■ Your objective
Check each line for the string "vous". Give only the count of lines that have it.

■ Saved entries
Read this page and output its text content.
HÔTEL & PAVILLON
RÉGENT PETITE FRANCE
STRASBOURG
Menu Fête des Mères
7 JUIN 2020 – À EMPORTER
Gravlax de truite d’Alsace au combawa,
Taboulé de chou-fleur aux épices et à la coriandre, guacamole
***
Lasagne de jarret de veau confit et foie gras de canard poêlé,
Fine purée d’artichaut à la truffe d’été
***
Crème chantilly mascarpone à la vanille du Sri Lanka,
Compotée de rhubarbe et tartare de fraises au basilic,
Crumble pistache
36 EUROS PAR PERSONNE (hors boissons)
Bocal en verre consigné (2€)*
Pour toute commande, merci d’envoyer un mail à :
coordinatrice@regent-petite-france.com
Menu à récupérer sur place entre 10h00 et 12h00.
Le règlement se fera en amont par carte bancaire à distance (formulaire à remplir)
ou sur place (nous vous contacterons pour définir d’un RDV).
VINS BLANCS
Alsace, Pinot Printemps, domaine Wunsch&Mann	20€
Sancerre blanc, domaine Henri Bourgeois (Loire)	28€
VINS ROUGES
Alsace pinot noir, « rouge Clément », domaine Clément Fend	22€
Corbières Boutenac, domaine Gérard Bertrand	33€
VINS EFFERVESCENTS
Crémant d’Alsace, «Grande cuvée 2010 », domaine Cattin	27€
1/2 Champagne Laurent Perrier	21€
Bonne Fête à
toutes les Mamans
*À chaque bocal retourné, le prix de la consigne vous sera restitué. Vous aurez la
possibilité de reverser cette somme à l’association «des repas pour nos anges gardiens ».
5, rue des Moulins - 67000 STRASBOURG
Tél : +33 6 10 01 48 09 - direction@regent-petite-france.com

■ Result of the task
2